→ **INSTRUCTIONS TO FOLLOW**:
Write out the listing exactly as it is given.

Dataset records
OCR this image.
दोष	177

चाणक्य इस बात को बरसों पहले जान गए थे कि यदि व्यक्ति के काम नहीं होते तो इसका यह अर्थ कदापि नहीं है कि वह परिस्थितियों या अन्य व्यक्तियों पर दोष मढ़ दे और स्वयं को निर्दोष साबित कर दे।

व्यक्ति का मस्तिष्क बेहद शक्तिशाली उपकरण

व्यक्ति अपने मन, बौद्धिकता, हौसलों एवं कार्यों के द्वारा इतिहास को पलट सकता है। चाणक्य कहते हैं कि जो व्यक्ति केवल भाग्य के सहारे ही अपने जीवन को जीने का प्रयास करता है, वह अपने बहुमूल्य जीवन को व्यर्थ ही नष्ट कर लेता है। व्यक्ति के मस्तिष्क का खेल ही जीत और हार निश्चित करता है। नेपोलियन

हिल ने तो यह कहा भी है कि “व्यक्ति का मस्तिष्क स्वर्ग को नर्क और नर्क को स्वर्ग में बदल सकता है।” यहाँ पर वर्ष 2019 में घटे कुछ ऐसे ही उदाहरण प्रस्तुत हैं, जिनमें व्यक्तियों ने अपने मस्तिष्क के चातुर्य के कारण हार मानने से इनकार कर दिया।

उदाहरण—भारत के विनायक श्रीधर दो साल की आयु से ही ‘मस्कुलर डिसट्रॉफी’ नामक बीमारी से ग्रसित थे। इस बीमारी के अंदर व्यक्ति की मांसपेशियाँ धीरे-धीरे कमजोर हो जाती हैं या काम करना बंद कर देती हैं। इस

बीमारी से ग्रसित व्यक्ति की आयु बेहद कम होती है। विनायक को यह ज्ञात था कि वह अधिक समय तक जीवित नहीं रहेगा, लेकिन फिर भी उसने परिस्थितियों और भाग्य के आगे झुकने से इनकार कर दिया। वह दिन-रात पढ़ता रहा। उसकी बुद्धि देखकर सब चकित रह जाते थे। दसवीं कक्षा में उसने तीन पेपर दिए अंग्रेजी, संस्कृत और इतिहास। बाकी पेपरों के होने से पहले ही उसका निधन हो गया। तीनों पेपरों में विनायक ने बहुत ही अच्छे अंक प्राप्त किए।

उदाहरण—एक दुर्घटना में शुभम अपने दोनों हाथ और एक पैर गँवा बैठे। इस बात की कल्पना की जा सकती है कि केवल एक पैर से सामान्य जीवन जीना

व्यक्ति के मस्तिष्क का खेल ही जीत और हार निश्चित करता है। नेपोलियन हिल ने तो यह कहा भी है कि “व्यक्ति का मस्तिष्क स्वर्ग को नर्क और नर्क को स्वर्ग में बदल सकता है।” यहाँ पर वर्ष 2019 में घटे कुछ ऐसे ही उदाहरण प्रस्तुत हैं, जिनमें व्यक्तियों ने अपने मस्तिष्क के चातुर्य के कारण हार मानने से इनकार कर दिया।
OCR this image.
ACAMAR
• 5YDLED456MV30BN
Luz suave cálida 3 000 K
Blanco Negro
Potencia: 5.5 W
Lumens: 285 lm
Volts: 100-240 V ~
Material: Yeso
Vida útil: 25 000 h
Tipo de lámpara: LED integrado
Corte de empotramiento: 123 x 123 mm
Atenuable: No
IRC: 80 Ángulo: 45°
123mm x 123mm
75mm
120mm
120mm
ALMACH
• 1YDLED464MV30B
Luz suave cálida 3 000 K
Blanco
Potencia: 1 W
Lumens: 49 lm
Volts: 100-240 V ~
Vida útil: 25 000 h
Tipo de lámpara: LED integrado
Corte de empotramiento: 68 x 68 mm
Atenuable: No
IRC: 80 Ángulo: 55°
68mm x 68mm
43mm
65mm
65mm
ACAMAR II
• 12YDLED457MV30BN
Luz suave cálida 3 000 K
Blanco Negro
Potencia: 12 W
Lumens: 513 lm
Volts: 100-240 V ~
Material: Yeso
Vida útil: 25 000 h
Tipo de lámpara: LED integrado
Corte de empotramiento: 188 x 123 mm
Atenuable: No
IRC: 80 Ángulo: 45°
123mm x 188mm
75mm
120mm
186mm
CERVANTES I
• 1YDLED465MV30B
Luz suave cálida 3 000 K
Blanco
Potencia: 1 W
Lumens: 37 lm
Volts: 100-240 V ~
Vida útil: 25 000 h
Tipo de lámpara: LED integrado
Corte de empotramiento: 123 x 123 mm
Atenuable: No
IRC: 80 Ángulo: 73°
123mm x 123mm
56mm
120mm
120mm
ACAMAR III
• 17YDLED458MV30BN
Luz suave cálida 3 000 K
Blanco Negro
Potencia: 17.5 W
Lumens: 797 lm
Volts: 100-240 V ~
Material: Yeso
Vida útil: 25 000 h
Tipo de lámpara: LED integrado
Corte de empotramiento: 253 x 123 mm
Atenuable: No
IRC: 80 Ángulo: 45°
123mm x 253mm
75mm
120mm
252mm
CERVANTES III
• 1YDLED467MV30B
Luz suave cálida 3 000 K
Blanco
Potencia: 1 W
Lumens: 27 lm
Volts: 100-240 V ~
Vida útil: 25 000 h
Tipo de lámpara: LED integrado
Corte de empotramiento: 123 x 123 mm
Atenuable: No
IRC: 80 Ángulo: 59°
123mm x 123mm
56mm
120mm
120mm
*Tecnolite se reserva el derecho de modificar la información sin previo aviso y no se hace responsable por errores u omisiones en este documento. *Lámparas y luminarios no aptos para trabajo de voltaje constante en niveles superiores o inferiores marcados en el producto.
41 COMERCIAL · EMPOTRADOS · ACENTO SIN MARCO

→ **CORRECT OUTPUT**:
OCR this image.
दोष	177

चाणक्य इस बात को बरसों पहले जान गए थे कि यदि व्यक्ति के काम नहीं होते तो इसका यह अर्थ कदापि नहीं है कि वह परिस्थितियों या अन्य व्यक्तियों पर दोष मढ़ दे और स्वयं को निर्दोष साबित कर दे।

व्यक्ति का मस्तिष्क बेहद शक्तिशाली उपकरण

व्यक्ति अपने मन, बौद्धिकता, हौसलों एवं कार्यों के द्वारा इतिहास को पलट सकता है। चाणक्य कहते हैं कि जो व्यक्ति केवल भाग्य के सहारे ही अपने जीवन को जीने का प्रयास करता है, वह अपने बहुमूल्य जीवन को व्यर्थ ही नष्ट कर लेता है। व्यक्ति के मस्तिष्क का खेल ही जीत और हार निश्चित करता है। नेपोलियन

हिल ने तो यह कहा भी है कि “व्यक्ति का मस्तिष्क स्वर्ग को नर्क और नर्क को स्वर्ग में बदल सकता है।” यहाँ पर वर्ष 2019 में घटे कुछ ऐसे ही उदाहरण प्रस्तुत हैं, जिनमें व्यक्तियों ने अपने मस्तिष्क के चातुर्य के कारण हार मानने से इनकार कर दिया।

उदाहरण—भारत के विनायक श्रीधर दो साल की आयु से ही ‘मस्कुलर डिसट्रॉफी’ नामक बीमारी से ग्रसित थे। इस बीमारी के अंदर व्यक्ति की मांसपेशियाँ धीरे-धीरे कमजोर हो जाती हैं या काम करना बंद कर देती हैं। इस

बीमारी से ग्रसित व्यक्ति की आयु बेहद कम होती है। विनायक को यह ज्ञात था कि वह अधिक समय तक जीवित नहीं रहेगा, लेकिन फिर भी उसने परिस्थितियों और भाग्य के आगे झुकने से इनकार कर दिया। वह दिन-रात पढ़ता रहा। उसकी बुद्धि देखकर सब चकित रह जाते थे। दसवीं कक्षा में उसने तीन पेपर दिए अंग्रेजी, संस्कृत और इतिहास। बाकी पेपरों के होने से पहले ही उसका निधन हो गया। तीनों पेपरों में विनायक ने बहुत ही अच्छे अंक प्राप्त किए।

उदाहरण—एक दुर्घटना में शुभम अपने दोनों हाथ और एक पैर गँवा बैठे। इस बात की कल्पना की जा सकती है कि केवल एक पैर से सामान्य जीवन जीना

व्यक्ति के मस्तिष्क का खेल ही जीत और हार निश्चित करता है। नेपोलियन हिल ने तो यह कहा भी है कि “व्यक्ति का मस्तिष्क स्वर्ग को नर्क और नर्क को स्वर्ग में बदल सकता है।” यहाँ पर वर्ष 2019 में घटे कुछ ऐसे ही उदाहरण प्रस्तुत हैं, जिनमें व्यक्तियों ने अपने मस्तिष्क के चातुर्य के कारण हार मानने से इनकार कर दिया।
OCR this image.
ACAMAR
• 5YDLED456MV30BN
Luz suave cálida 3 000 K
Blanco Negro
Potencia: 5.5 W
Lumens: 285 lm
Volts: 100-240 V ~
Material: Yeso
Vida útil: 25 000 h
Tipo de lámpara: LED integrado
Corte de empotramiento: 123 x 123 mm
Atenuable: No
IRC: 80 Ángulo: 45°
123mm x 123mm
75mm
120mm
120mm
ALMACH
• 1YDLED464MV30B
Luz suave cálida 3 000 K
Blanco
Potencia: 1 W
Lumens: 49 lm
Volts: 100-240 V ~
Vida útil: 25 000 h
Tipo de lámpara: LED integrado
Corte de empotramiento: 68 x 68 mm
Atenuable: No
IRC: 80 Ángulo: 55°
68mm x 68mm
43mm
65mm
65mm
ACAMAR II
• 12YDLED457MV30BN
Luz suave cálida 3 000 K
Blanco Negro
Potencia: 12 W
Lumens: 513 lm
Volts: 100-240 V ~
Material: Yeso
Vida útil: 25 000 h
Tipo de lámpara: LED integrado
Corte de empotramiento: 188 x 123 mm
Atenuable: No
IRC: 80 Ángulo: 45°
123mm x 188mm
75mm
120mm
186mm
CERVANTES I
• 1YDLED465MV30B
Luz suave cálida 3 000 K
Blanco
Potencia: 1 W
Lumens: 37 lm
Volts: 100-240 V ~
Vida útil: 25 000 h
Tipo de lámpara: LED integrado
Corte de empotramiento: 123 x 123 mm
Atenuable: No
IRC: 80 Ángulo: 73°
123mm x 123mm
56mm
120mm
120mm
ACAMAR III
• 17YDLED458MV30BN
Luz suave cálida 3 000 K
Blanco Negro
Potencia: 17.5 W
Lumens: 797 lm
Volts: 100-240 V ~
Material: Yeso
Vida útil: 25 000 h
Tipo de lámpara: LED integrado
Corte de empotramiento: 253 x 123 mm
Atenuable: No
IRC: 80 Ángulo: 45°
123mm x 253mm
75mm
120mm
252mm
CERVANTES III
• 1YDLED467MV30B
Luz suave cálida 3 000 K
Blanco
Potencia: 1 W
Lumens: 27 lm
Volts: 100-240 V ~
Vida útil: 25 000 h
Tipo de lámpara: LED integrado
Corte de empotramiento: 123 x 123 mm
Atenuable: No
IRC: 80 Ángulo: 59°
123mm x 123mm
56mm
120mm
120mm
*Tecnolite se reserva el derecho de modificar la información sin previo aviso y no se hace responsable por errores u omisiones en este documento. *Lámparas y luminarios no aptos para trabajo de voltaje constante en niveles superiores o inferiores marcados en el producto.
41 COMERCIAL · EMPOTRADOS · ACENTO SIN MARCO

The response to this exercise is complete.